* [TASK TO CARRY OUT]
Reproduce the lines of the listing below verbatim, beginning at the line that contains "rsi-legend[interactable]: RSI (14)" and stopping after the line that contains "close-icon[interactable] xyxy=(178,101,189,111)".

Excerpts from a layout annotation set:
####################

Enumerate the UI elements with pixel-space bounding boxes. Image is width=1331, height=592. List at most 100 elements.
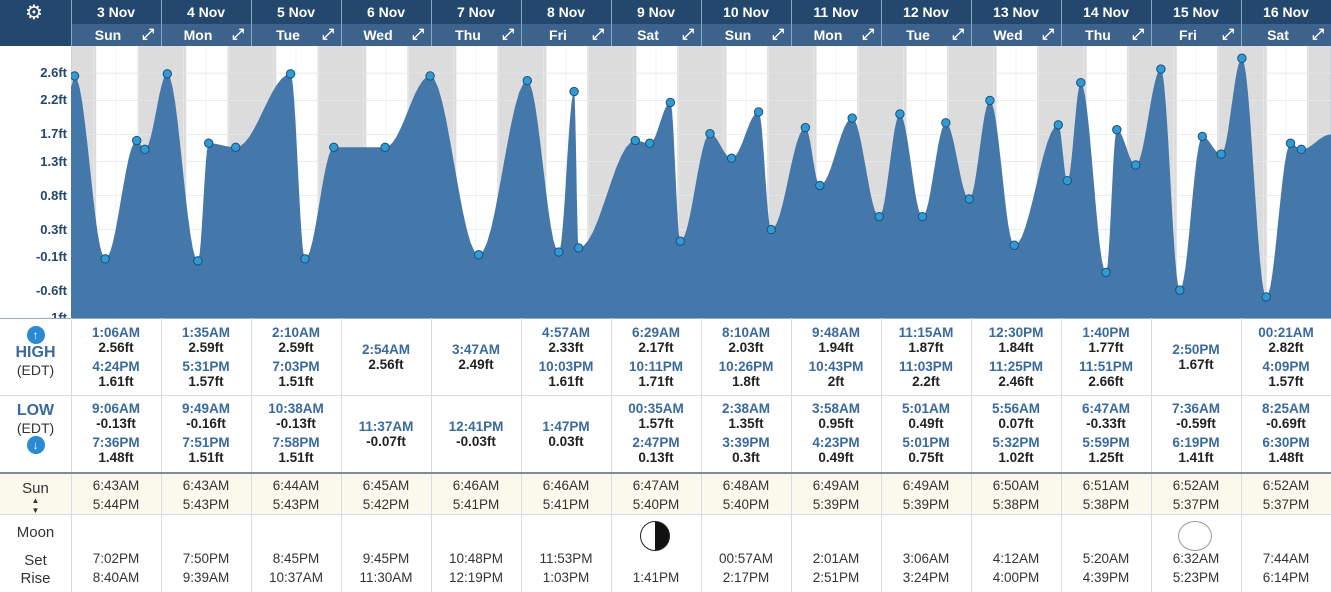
tide-point[interactable] (1053, 120, 1063, 130)
tide-point[interactable] (766, 224, 776, 235)
day-tab[interactable]: Fri ⤢ (1151, 24, 1240, 46)
tide-point[interactable] (231, 142, 241, 153)
expand-icon[interactable]: ⤢ (231, 26, 244, 43)
tide-point[interactable] (1285, 138, 1296, 148)
tide-point[interactable] (131, 135, 142, 146)
tide-point[interactable] (140, 144, 150, 155)
tide-point[interactable] (895, 109, 905, 119)
expand-icon[interactable]: ⤢ (681, 26, 694, 43)
tide-point[interactable] (815, 180, 825, 191)
tide-point[interactable] (665, 97, 676, 108)
tide-point[interactable] (425, 71, 435, 81)
gear-icon[interactable]: ⚙ (25, 2, 43, 24)
day-tab[interactable]: Mon ⤢ (791, 24, 880, 46)
day-row: Sun ⤢ Mon ⤢ Tue ⤢ Wed ⤢ Thu ⤢ Fri ⤢ Sat ⤢ Sun ⤢ Mon ⤢ Tue ⤢… (71, 24, 1331, 46)
tide-point[interactable] (1112, 124, 1122, 135)
expand-icon[interactable]: ⤢ (951, 26, 964, 43)
tide-point[interactable] (985, 95, 995, 106)
arrow-up-icon: ↑ (26, 326, 45, 344)
low-tide-time: 5:01PM (902, 435, 950, 450)
tide-point[interactable] (941, 118, 951, 128)
tide-point[interactable] (917, 211, 928, 222)
expand-icon[interactable]: ⤢ (771, 26, 784, 43)
tide-point[interactable] (1197, 131, 1208, 142)
day-tab[interactable]: Tue ⤢ (881, 24, 970, 46)
day-tab[interactable]: Sun ⤢ (71, 24, 160, 46)
expand-icon[interactable]: ⤢ (591, 26, 604, 43)
expand-icon[interactable]: ⤢ (141, 26, 154, 43)
tide-point[interactable] (204, 138, 214, 148)
high-tide-entry: 10:11PM 1.71ft (612, 359, 700, 389)
tide-point[interactable] (100, 254, 110, 264)
tide-point[interactable] (705, 129, 715, 139)
tide-point[interactable] (162, 69, 173, 79)
day-tab[interactable]: Thu ⤢ (431, 24, 520, 46)
tide-point[interactable] (71, 71, 80, 81)
expand-icon[interactable]: ⤢ (1311, 26, 1324, 43)
high-tide-cell: 1:06AM 2.56ft 4:24PM 1.61ft (71, 318, 160, 395)
tide-point[interactable] (847, 113, 857, 123)
sunrise-time: 6:43AM (92, 478, 140, 493)
tide-point[interactable] (1009, 240, 1019, 250)
low-tide-time: 2:47PM (632, 435, 680, 450)
day-tab[interactable]: Tue ⤢ (251, 24, 340, 46)
tide-point[interactable] (1237, 53, 1247, 63)
tide-point[interactable] (645, 138, 655, 148)
tide-point[interactable] (1216, 149, 1226, 159)
high-tide-time: 11:51PM (1078, 359, 1134, 374)
tide-point[interactable] (675, 236, 685, 246)
day-tab[interactable]: Thu ⤢ (1061, 24, 1150, 46)
day-tab[interactable]: Sat ⤢ (1241, 24, 1330, 46)
moonrise-time: 9:39AM (182, 570, 230, 585)
low-tide-time: 9:49AM (181, 401, 230, 416)
moonset-time: 7:44AM (1262, 551, 1310, 566)
expand-icon[interactable]: ⤢ (321, 26, 334, 43)
tide-point[interactable] (630, 135, 640, 146)
day-tab[interactable]: Sun ⤢ (701, 24, 790, 46)
date-cell: 8 Nov (521, 0, 610, 24)
tide-point[interactable] (300, 254, 310, 264)
day-tab[interactable]: Mon ⤢ (161, 24, 250, 46)
tide-point[interactable] (1261, 292, 1271, 302)
tide-point[interactable] (380, 142, 390, 153)
tide-point[interactable] (1296, 144, 1307, 155)
tide-point[interactable] (1101, 267, 1111, 278)
tide-point[interactable] (753, 107, 764, 117)
day-tab[interactable]: Fri ⤢ (521, 24, 610, 46)
expand-icon[interactable]: ⤢ (861, 26, 874, 43)
sunset-time: 5:41PM (542, 497, 590, 512)
tide-point[interactable] (874, 211, 884, 222)
expand-icon[interactable]: ⤢ (1041, 26, 1054, 43)
day-tab[interactable]: Sat ⤢ (611, 24, 700, 46)
high-tide-time: 10:11PM (628, 359, 684, 374)
day-tab[interactable]: Wed ⤢ (971, 24, 1060, 46)
tide-point[interactable] (474, 250, 484, 260)
day-label: Sun (94, 27, 122, 43)
low-tide-height: -0.59ft (1176, 416, 1216, 431)
tide-point[interactable] (1131, 160, 1141, 170)
sunrise-time: 6:49AM (812, 478, 860, 493)
sunset-time: 5:42PM (362, 497, 410, 512)
expand-icon[interactable]: ⤢ (1131, 26, 1144, 43)
expand-icon[interactable]: ⤢ (501, 26, 514, 43)
tide-point[interactable] (285, 69, 296, 79)
expand-icon[interactable]: ⤢ (411, 26, 424, 43)
tide-point[interactable] (329, 142, 339, 153)
day-tab[interactable]: Wed ⤢ (341, 24, 430, 46)
tide-table: ↑ HIGH (EDT) LOW (EDT) ↓ Sun ▲ ▼ Moon Set… (0, 318, 1331, 592)
tide-point[interactable] (1175, 285, 1185, 295)
tide-point[interactable] (726, 153, 737, 163)
tide-point[interactable] (522, 75, 532, 86)
tide-point[interactable] (1062, 175, 1072, 186)
tide-point[interactable] (554, 247, 564, 257)
tide-point[interactable] (573, 243, 584, 253)
tide-point[interactable] (569, 86, 579, 97)
expand-icon[interactable]: ⤢ (1221, 26, 1234, 43)
moon-cell: 7:44AM 6:14PM (1241, 515, 1330, 592)
tide-point[interactable] (1076, 78, 1086, 88)
tide-point[interactable] (193, 256, 203, 266)
tide-point[interactable] (1156, 64, 1166, 74)
high-tide-cell: 9:48AM 1.94ft 10:43PM 2ft (791, 318, 880, 395)
tide-point[interactable] (964, 194, 974, 204)
tide-point[interactable] (800, 122, 811, 133)
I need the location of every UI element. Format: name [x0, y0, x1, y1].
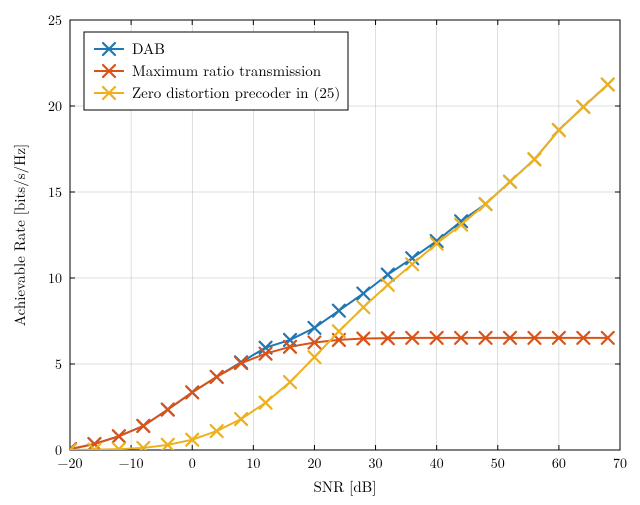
x-tick-label: 60 — [552, 453, 566, 473]
y-tick-label: 5 — [55, 354, 62, 374]
x-tick-label: 40 — [430, 453, 444, 473]
x-axis-title: SNR [dB] — [314, 476, 377, 497]
y-tick-label: 15 — [48, 182, 62, 202]
y-tick-label: 10 — [48, 268, 62, 288]
y-tick-label: 20 — [48, 96, 62, 116]
achievable-rate-vs-snr-chart: −20−100102030405060700510152025SNR [dB]A… — [0, 0, 640, 505]
x-tick-label: 10 — [246, 453, 260, 473]
y-tick-label: 0 — [55, 440, 62, 460]
x-tick-label: 50 — [491, 453, 505, 473]
chart-container: −20−100102030405060700510152025SNR [dB]A… — [0, 0, 640, 505]
x-tick-label: 30 — [369, 453, 383, 473]
y-axis-title: Achievable Rate [bits/s/Hz] — [9, 144, 30, 326]
legend-label: Maximum ratio transmission — [132, 60, 322, 81]
legend-label: Zero distortion precoder in (25) — [132, 82, 340, 103]
legend: DABMaximum ratio transmissionZero distor… — [84, 32, 348, 110]
x-tick-label: 20 — [307, 453, 321, 473]
x-tick-label: 70 — [613, 453, 627, 473]
y-tick-label: 25 — [48, 10, 62, 30]
legend-label: DAB — [132, 38, 165, 59]
x-tick-label: −10 — [119, 453, 144, 473]
x-tick-label: 0 — [189, 453, 196, 473]
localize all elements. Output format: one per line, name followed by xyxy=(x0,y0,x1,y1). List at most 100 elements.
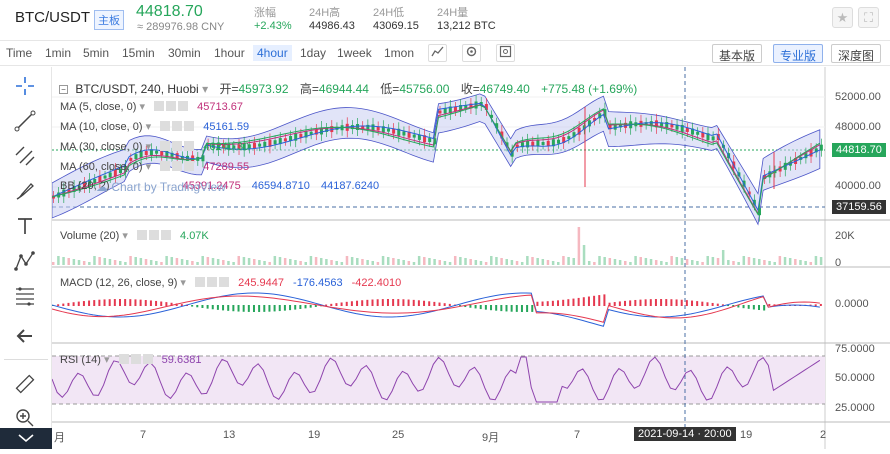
rsi-legend[interactable]: RSI (14) ▾ 59.6381 xyxy=(60,354,202,366)
parallel-channel-icon[interactable] xyxy=(11,145,39,171)
close-icon[interactable] xyxy=(184,141,195,151)
candle-body xyxy=(660,122,664,127)
collapse-legend-icon[interactable]: − xyxy=(59,85,68,94)
eye-icon[interactable] xyxy=(118,354,129,364)
candle-body xyxy=(402,131,406,136)
macd-histogram-bar xyxy=(459,305,462,307)
close-icon[interactable] xyxy=(219,277,230,287)
close-icon[interactable] xyxy=(178,101,189,111)
ma10-legend[interactable]: MA (10, close, 0) ▾ 45161.59 xyxy=(60,121,250,133)
close-icon[interactable] xyxy=(142,354,153,364)
eye-icon[interactable] xyxy=(136,230,147,240)
fibonacci-icon[interactable] xyxy=(11,285,39,311)
ticker-header: BTC/USDT 主板 44818.70 ≈ 289976.98 CNY 涨幅 … xyxy=(0,0,890,40)
arrow-left-icon[interactable] xyxy=(11,325,39,351)
volume-bar xyxy=(113,260,117,265)
gear-icon[interactable] xyxy=(172,161,183,171)
view-basic-button[interactable]: 基本版 xyxy=(712,44,763,63)
tf-30min[interactable]: 30min xyxy=(168,46,201,60)
candle-body xyxy=(618,124,622,128)
ohlc-high-value: 46944.44 xyxy=(318,82,369,96)
candle-body xyxy=(98,176,102,182)
last-price: 44818.70 xyxy=(136,3,203,20)
gear-icon[interactable] xyxy=(172,141,183,151)
volume-bar xyxy=(211,258,215,265)
volume-bar xyxy=(675,257,679,265)
volume-bar xyxy=(495,257,498,265)
volume-bar xyxy=(52,262,55,265)
close-icon[interactable] xyxy=(184,161,195,171)
macd-histogram-bar xyxy=(763,305,766,311)
candle-body xyxy=(108,172,112,178)
gear-icon[interactable] xyxy=(130,354,141,364)
volume-bar xyxy=(242,257,246,265)
eye-icon[interactable] xyxy=(160,121,171,131)
settings-gear-icon[interactable] xyxy=(462,44,481,62)
volume-bar xyxy=(325,259,328,265)
candle-body xyxy=(778,166,782,172)
volume-bar xyxy=(639,257,642,265)
pattern-icon[interactable] xyxy=(11,250,39,276)
brush-icon[interactable] xyxy=(11,180,39,206)
macd-histogram-bar xyxy=(242,305,245,312)
view-pro-button[interactable]: 专业版 xyxy=(773,44,824,63)
close-icon[interactable] xyxy=(160,230,171,240)
macd-legend[interactable]: MACD (12, 26, close, 9) ▾ 245.9447 -176.… xyxy=(60,277,402,289)
symbol-title[interactable]: BTC/USDT, 240, Huobi xyxy=(75,82,199,96)
macd-histogram-bar xyxy=(814,304,817,306)
volume-bar xyxy=(366,260,369,265)
eye-icon[interactable] xyxy=(160,141,171,151)
tf-15min[interactable]: 15min xyxy=(122,46,155,60)
gear-icon[interactable] xyxy=(166,101,177,111)
tf-1week[interactable]: 1week xyxy=(337,46,372,60)
candle-body xyxy=(809,149,813,157)
chart-canvas[interactable] xyxy=(52,67,890,449)
tf-1min[interactable]: 1min xyxy=(45,46,72,60)
macd-histogram-bar xyxy=(438,302,441,306)
volume-legend[interactable]: Volume (20) ▾ 4.07K xyxy=(60,230,209,242)
close-icon[interactable] xyxy=(184,121,195,131)
volume-bar xyxy=(603,257,606,265)
collapse-tools-button[interactable] xyxy=(0,428,52,449)
gear-icon[interactable] xyxy=(148,230,159,240)
macd-histogram-bar xyxy=(696,301,699,306)
tf-5min[interactable]: 5min xyxy=(83,46,110,60)
candle-body xyxy=(201,155,205,162)
volume-bar xyxy=(634,256,637,265)
eye-icon[interactable] xyxy=(160,161,171,171)
tf-time[interactable]: Time xyxy=(6,46,33,60)
indicator-chart-icon[interactable] xyxy=(428,44,447,62)
chart-area[interactable]: − BTC/USDT, 240, Huobi ▾ 开=45973.92 高=46… xyxy=(52,67,890,449)
volume-bar xyxy=(289,259,292,265)
tf-1day[interactable]: 1day xyxy=(300,46,327,60)
candle-body xyxy=(289,135,293,141)
zoom-in-icon[interactable] xyxy=(11,407,39,433)
screenshot-icon[interactable] xyxy=(496,44,515,62)
gear-icon[interactable] xyxy=(172,121,183,131)
tf-4hour[interactable]: 4hour xyxy=(253,45,292,61)
tf-1hour[interactable]: 1hour xyxy=(214,46,245,60)
volume-bar xyxy=(484,262,488,265)
macd-signal-line xyxy=(52,294,820,323)
fullscreen-icon[interactable]: ⛶ xyxy=(858,7,879,28)
favorite-star-icon[interactable]: ★ xyxy=(832,7,853,28)
ma5-legend[interactable]: MA (5, close, 0) ▾ 45713.67 xyxy=(60,101,244,113)
bb-legend[interactable]: BB (20, 2) 45391.2475 46594.8710 44187.6… xyxy=(60,180,379,192)
crosshair-icon[interactable] xyxy=(11,75,39,101)
gear-icon[interactable] xyxy=(207,277,218,287)
view-depth-button[interactable]: 深度图 xyxy=(831,44,882,63)
ruler-icon[interactable] xyxy=(11,373,39,399)
eye-icon[interactable] xyxy=(154,101,165,111)
trend-line-icon[interactable] xyxy=(11,110,39,136)
ma30-legend[interactable]: MA (30, close, 0) ▾ 46240.30 xyxy=(60,141,250,153)
tf-1mon[interactable]: 1mon xyxy=(384,46,415,60)
candle-body xyxy=(654,120,658,128)
eye-icon[interactable] xyxy=(195,277,206,287)
ma60-legend[interactable]: MA (60, close, 0) ▾ 47289.55 xyxy=(60,161,250,173)
volume-bar xyxy=(526,256,529,265)
volume-bar xyxy=(340,262,344,265)
text-tool-icon[interactable] xyxy=(11,215,39,241)
ma30-line xyxy=(52,104,821,216)
volume-bar xyxy=(747,257,751,265)
macd-histogram-bar xyxy=(515,305,518,312)
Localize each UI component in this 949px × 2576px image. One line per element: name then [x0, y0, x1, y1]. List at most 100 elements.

####################

* [EXERCISE SOLUTION]
rsi-legend[interactable]: RSI (14) ▾ 59.6381 xyxy=(60,354,202,366)
parallel-channel-icon[interactable] xyxy=(11,145,39,171)
close-icon[interactable] xyxy=(184,141,195,151)
candle-body xyxy=(660,122,664,127)
collapse-legend-icon[interactable]: − xyxy=(59,85,68,94)
eye-icon[interactable] xyxy=(118,354,129,364)
candle-body xyxy=(402,131,406,136)
macd-histogram-bar xyxy=(459,305,462,307)
close-icon[interactable] xyxy=(219,277,230,287)
close-icon[interactable] xyxy=(178,101,189,111)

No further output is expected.